### WHAT YOU WILL DO
Check every line of the entries that follow, and copy the ones containing "JSON".
** start GIVEN ENTRIES **
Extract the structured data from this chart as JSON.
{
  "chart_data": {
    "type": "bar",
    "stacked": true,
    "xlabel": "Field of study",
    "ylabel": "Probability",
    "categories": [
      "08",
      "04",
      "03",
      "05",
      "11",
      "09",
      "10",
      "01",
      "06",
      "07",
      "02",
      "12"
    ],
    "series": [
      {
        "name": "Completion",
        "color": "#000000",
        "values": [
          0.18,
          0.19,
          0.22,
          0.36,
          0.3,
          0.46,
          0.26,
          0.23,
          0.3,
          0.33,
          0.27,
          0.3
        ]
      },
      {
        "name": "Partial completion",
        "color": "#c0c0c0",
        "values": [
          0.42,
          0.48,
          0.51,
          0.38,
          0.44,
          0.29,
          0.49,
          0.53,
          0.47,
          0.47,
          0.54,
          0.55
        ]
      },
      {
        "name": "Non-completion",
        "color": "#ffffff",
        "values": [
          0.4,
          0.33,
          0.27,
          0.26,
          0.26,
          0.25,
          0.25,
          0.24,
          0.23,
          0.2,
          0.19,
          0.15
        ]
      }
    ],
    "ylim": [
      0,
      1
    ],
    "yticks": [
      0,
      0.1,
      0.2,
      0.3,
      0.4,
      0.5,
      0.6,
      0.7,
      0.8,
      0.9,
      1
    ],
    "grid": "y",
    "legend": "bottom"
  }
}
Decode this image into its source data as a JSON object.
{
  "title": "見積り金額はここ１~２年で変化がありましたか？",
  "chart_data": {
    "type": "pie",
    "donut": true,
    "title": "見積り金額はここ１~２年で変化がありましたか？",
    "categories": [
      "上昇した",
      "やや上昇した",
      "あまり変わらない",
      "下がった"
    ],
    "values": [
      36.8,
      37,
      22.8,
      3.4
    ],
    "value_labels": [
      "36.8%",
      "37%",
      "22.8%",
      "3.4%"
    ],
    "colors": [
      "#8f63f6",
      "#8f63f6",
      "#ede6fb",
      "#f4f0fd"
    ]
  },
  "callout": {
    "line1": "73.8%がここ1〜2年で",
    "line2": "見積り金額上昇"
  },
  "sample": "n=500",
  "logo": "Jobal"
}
** end GIVEN ENTRIES **
### EXPECTED ANSWER
Extract the structured data from this chart as JSON.
Decode this image into its source data as a JSON object.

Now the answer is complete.